→ DATA ENTRIES

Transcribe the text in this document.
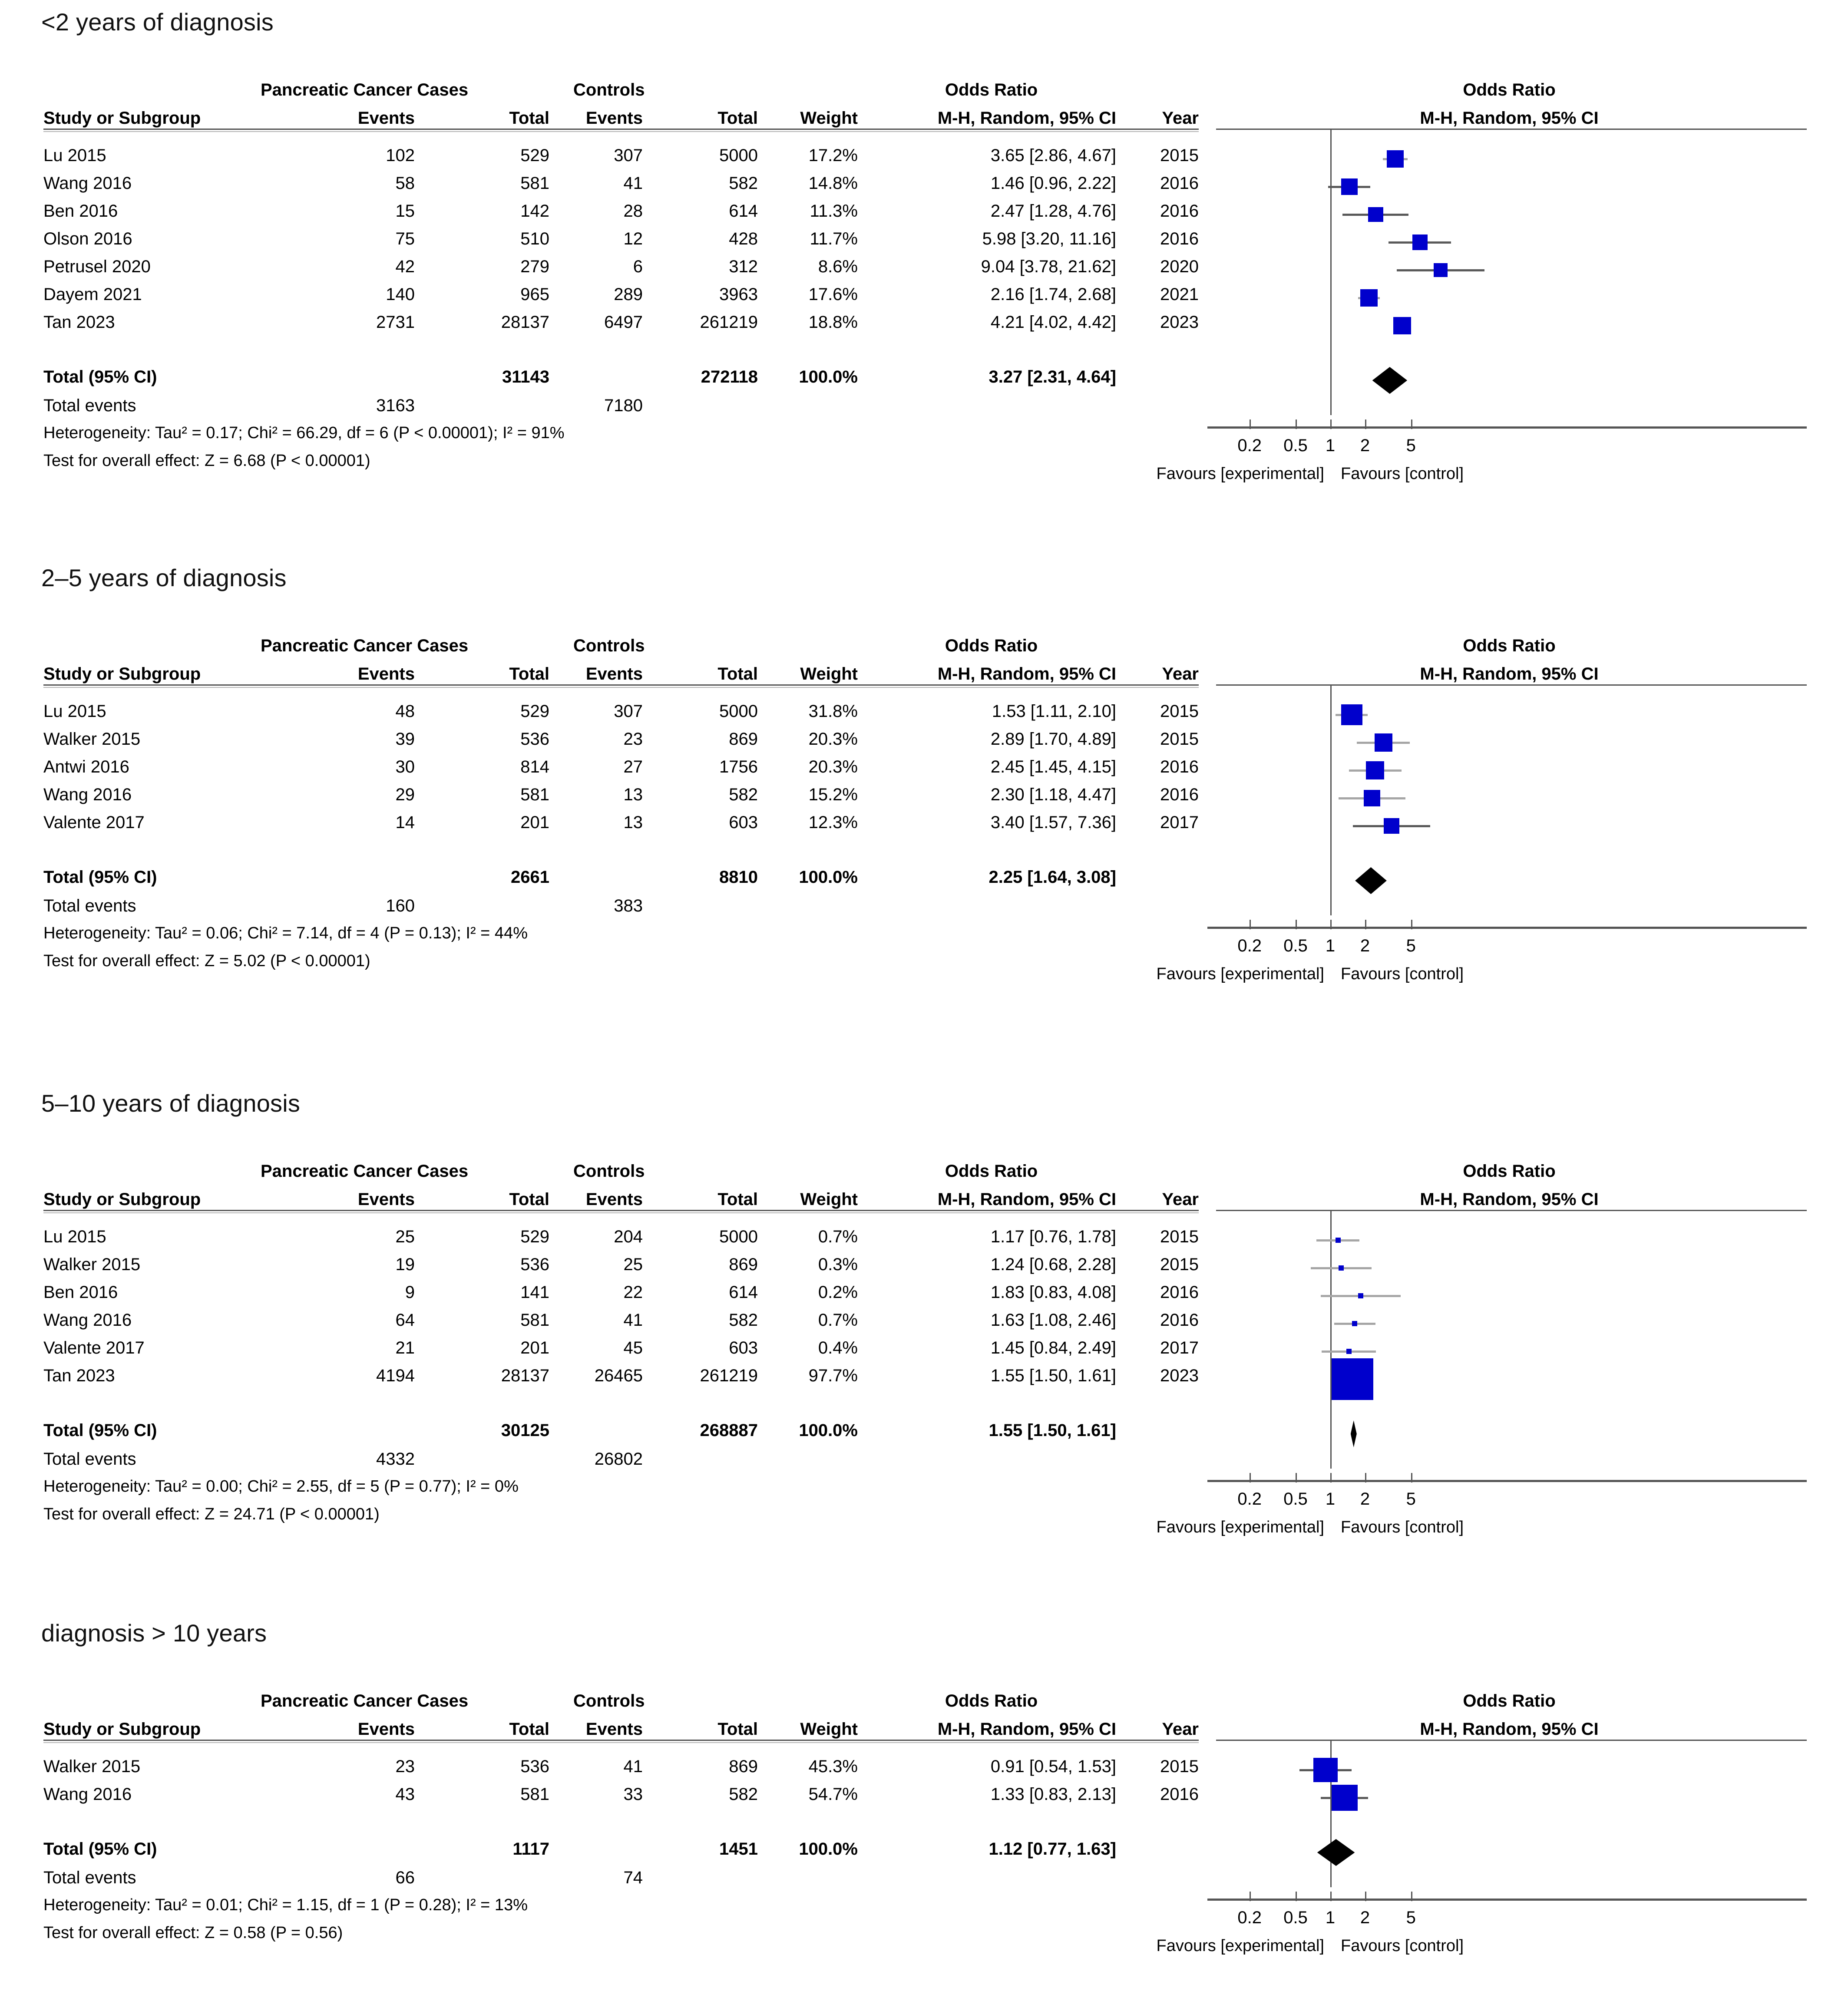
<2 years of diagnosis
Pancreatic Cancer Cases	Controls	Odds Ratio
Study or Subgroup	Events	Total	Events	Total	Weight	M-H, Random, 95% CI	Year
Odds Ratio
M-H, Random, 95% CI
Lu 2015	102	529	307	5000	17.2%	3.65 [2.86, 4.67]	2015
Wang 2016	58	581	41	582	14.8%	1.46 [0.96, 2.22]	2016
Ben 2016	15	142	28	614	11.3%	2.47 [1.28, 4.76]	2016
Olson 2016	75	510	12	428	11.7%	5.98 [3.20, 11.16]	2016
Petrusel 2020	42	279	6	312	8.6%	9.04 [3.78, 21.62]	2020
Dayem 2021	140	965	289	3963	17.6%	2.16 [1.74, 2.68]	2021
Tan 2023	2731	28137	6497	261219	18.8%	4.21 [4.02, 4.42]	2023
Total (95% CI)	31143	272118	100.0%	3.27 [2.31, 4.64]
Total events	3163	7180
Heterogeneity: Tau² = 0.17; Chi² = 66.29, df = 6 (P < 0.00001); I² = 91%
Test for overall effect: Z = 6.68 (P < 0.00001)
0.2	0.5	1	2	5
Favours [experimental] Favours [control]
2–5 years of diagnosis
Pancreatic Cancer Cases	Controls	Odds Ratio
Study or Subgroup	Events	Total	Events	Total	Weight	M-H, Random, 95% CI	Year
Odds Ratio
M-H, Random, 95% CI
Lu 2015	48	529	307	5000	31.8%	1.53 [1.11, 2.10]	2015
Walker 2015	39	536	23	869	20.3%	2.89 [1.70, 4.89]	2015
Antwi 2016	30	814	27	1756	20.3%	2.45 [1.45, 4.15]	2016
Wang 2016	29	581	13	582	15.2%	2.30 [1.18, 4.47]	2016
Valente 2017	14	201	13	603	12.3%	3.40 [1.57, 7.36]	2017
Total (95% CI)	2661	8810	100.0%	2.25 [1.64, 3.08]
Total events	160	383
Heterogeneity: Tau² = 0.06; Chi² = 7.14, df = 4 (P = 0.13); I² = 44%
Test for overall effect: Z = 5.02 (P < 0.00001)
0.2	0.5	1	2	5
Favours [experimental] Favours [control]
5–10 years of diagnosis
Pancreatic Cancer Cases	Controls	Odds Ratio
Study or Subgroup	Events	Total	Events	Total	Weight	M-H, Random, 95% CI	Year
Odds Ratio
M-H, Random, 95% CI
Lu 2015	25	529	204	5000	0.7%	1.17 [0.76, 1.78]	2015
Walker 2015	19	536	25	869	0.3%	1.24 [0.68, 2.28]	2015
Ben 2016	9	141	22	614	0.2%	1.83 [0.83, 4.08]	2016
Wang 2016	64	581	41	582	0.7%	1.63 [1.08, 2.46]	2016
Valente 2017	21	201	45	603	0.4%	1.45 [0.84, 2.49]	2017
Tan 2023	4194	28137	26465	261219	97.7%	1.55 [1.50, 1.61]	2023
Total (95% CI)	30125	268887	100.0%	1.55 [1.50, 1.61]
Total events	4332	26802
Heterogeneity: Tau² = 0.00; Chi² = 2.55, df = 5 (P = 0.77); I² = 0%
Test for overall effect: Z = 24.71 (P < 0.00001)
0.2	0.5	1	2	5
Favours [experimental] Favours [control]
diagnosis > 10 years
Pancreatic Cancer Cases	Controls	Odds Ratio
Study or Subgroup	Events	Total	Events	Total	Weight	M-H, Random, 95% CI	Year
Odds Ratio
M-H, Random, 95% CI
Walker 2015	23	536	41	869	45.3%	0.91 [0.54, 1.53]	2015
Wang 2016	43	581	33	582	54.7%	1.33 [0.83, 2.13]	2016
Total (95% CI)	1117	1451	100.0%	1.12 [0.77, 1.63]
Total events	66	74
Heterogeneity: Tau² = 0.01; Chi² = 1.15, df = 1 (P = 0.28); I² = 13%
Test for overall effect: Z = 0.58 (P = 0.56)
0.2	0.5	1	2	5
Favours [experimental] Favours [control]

---

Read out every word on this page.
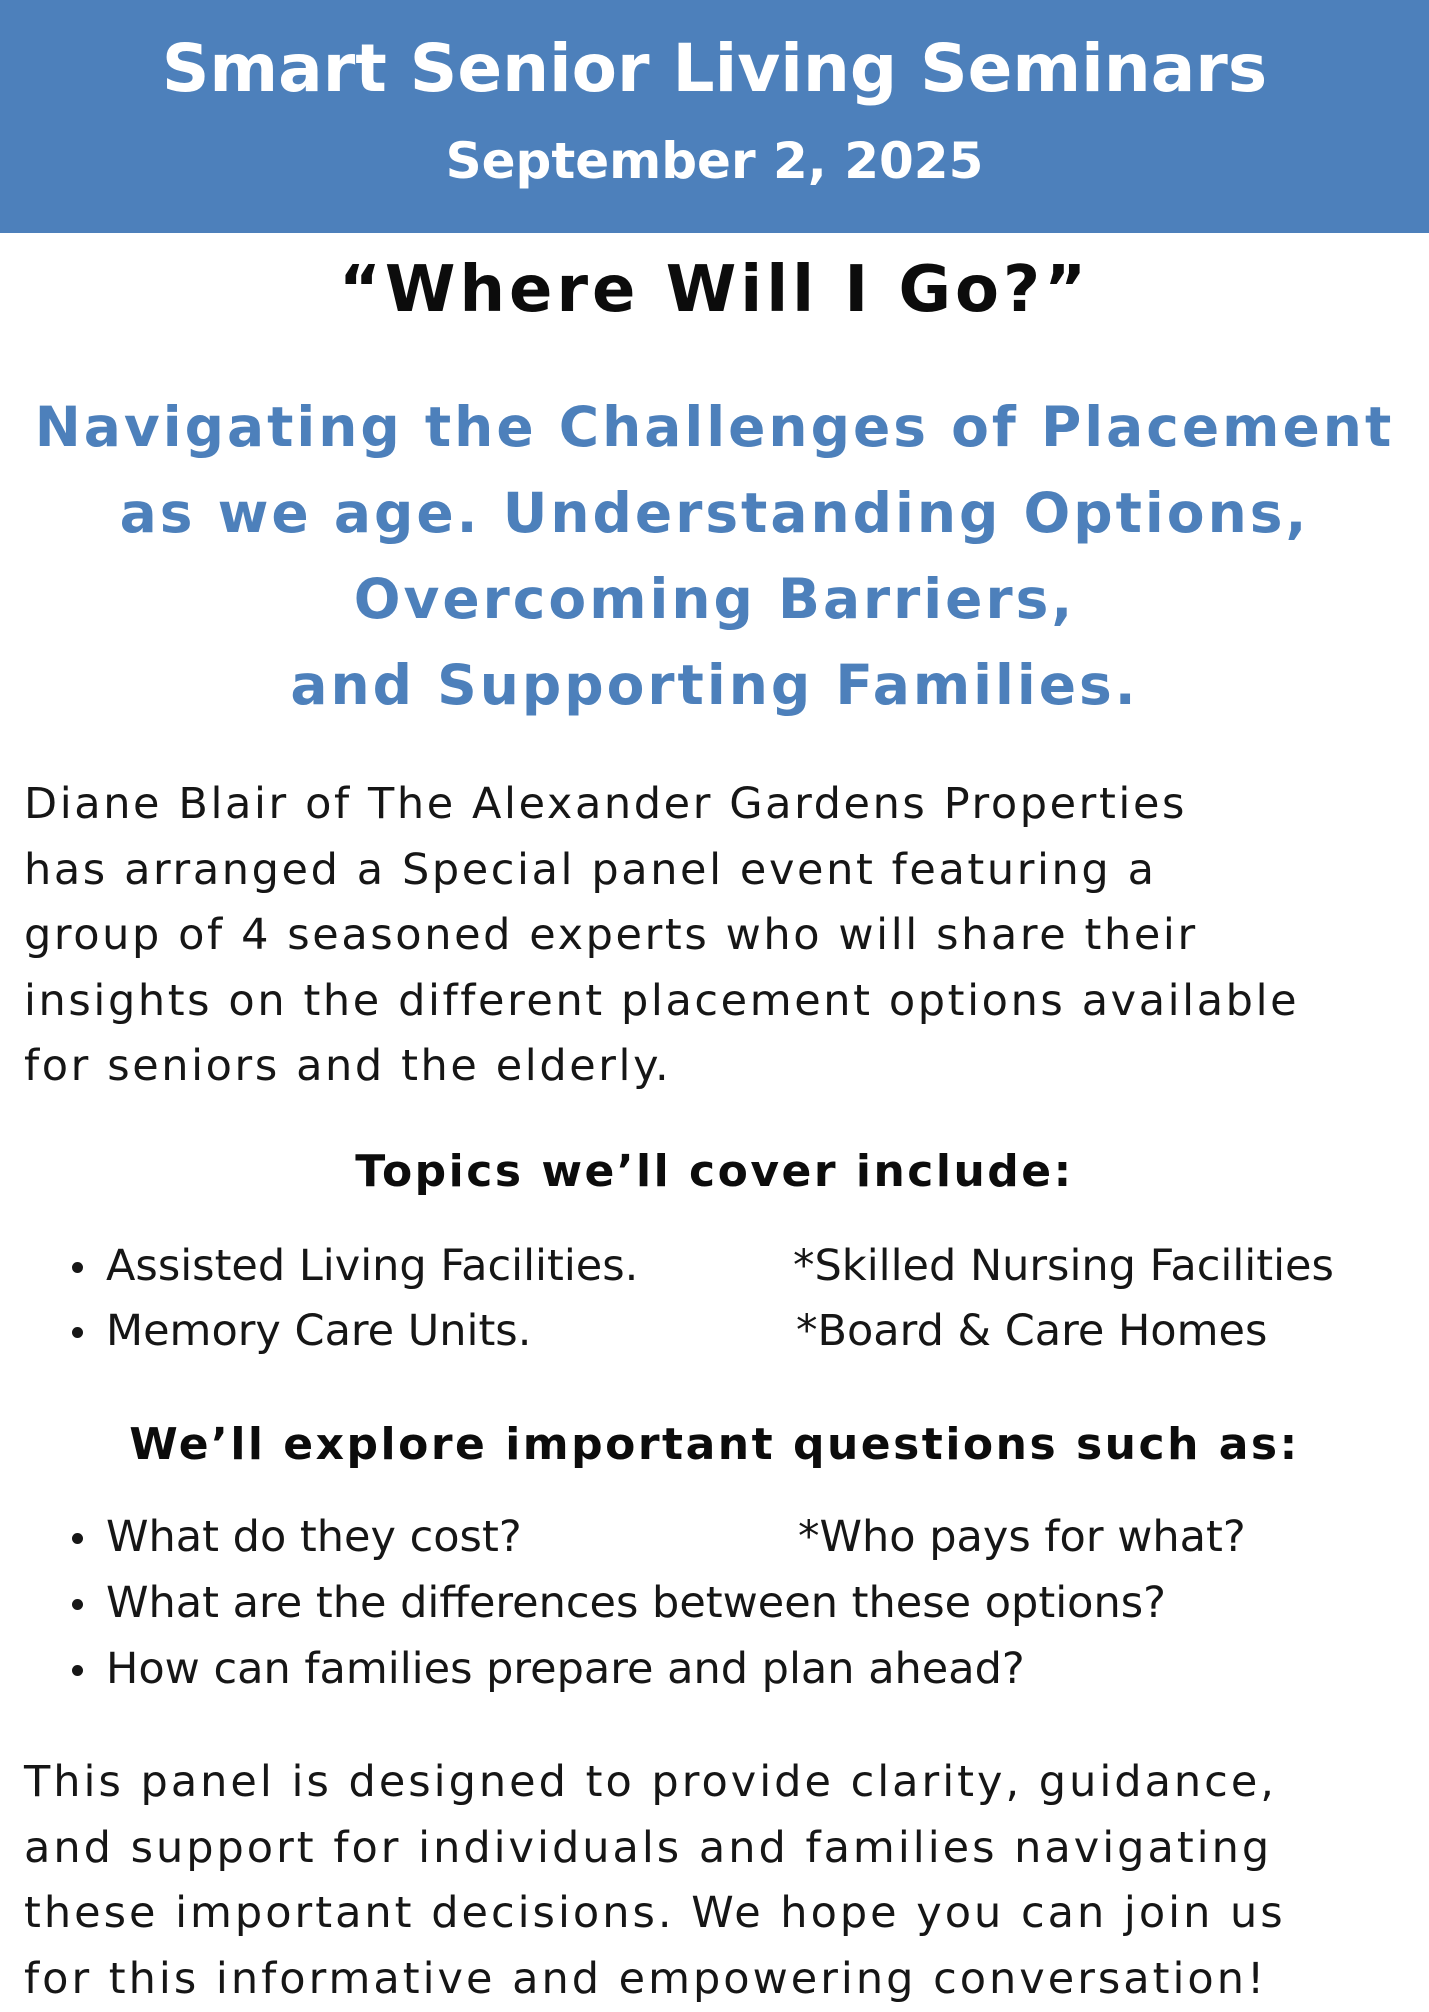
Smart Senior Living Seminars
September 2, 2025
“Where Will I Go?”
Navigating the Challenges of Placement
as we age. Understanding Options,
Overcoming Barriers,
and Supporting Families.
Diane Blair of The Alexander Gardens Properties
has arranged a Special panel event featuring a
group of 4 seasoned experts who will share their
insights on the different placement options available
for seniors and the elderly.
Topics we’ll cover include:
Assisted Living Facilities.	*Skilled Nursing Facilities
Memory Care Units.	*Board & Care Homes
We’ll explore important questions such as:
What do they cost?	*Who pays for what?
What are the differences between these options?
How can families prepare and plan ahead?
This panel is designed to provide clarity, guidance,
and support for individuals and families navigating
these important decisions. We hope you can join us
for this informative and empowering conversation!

→ WHAT TO DO
Make a tally of the lines in this data that include the string "these", and answer with that tally alone.

→ RESULT FOR THIS EXERCISE
2